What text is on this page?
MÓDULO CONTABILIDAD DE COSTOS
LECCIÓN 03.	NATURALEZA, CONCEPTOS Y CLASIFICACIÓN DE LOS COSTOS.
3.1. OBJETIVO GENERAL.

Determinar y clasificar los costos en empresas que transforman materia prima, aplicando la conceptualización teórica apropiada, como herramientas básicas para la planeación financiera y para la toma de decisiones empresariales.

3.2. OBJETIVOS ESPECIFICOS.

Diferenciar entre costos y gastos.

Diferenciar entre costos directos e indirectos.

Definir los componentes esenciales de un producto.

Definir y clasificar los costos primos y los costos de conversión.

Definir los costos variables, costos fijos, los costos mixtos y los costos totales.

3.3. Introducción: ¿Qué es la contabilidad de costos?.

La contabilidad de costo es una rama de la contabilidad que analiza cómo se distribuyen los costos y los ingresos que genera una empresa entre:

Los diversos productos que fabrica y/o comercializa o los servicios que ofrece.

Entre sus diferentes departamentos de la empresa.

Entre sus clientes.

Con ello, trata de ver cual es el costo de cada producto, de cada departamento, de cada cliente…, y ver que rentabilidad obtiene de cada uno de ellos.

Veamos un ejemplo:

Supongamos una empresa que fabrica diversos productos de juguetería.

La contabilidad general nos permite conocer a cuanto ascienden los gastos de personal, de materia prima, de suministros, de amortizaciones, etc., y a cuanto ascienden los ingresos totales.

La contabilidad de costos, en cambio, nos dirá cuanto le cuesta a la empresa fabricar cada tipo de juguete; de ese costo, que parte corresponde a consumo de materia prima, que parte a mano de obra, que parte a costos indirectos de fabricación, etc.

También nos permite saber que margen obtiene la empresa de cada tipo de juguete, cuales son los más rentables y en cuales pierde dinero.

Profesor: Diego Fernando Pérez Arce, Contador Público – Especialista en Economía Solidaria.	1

_ _ _ _

Problem statement —
Return every line above that contains the word "indirectos".

Task answer —
Diferenciar entre costos directos e indirectos.
La contabilidad de costos, en cambio, nos dirá cuanto le cuesta a la empresa fabricar cada tipo de juguete; de ese costo, que parte corresponde a consumo de materia prima, que parte a mano de obra, que parte a costos indirectos de fabricación, etc.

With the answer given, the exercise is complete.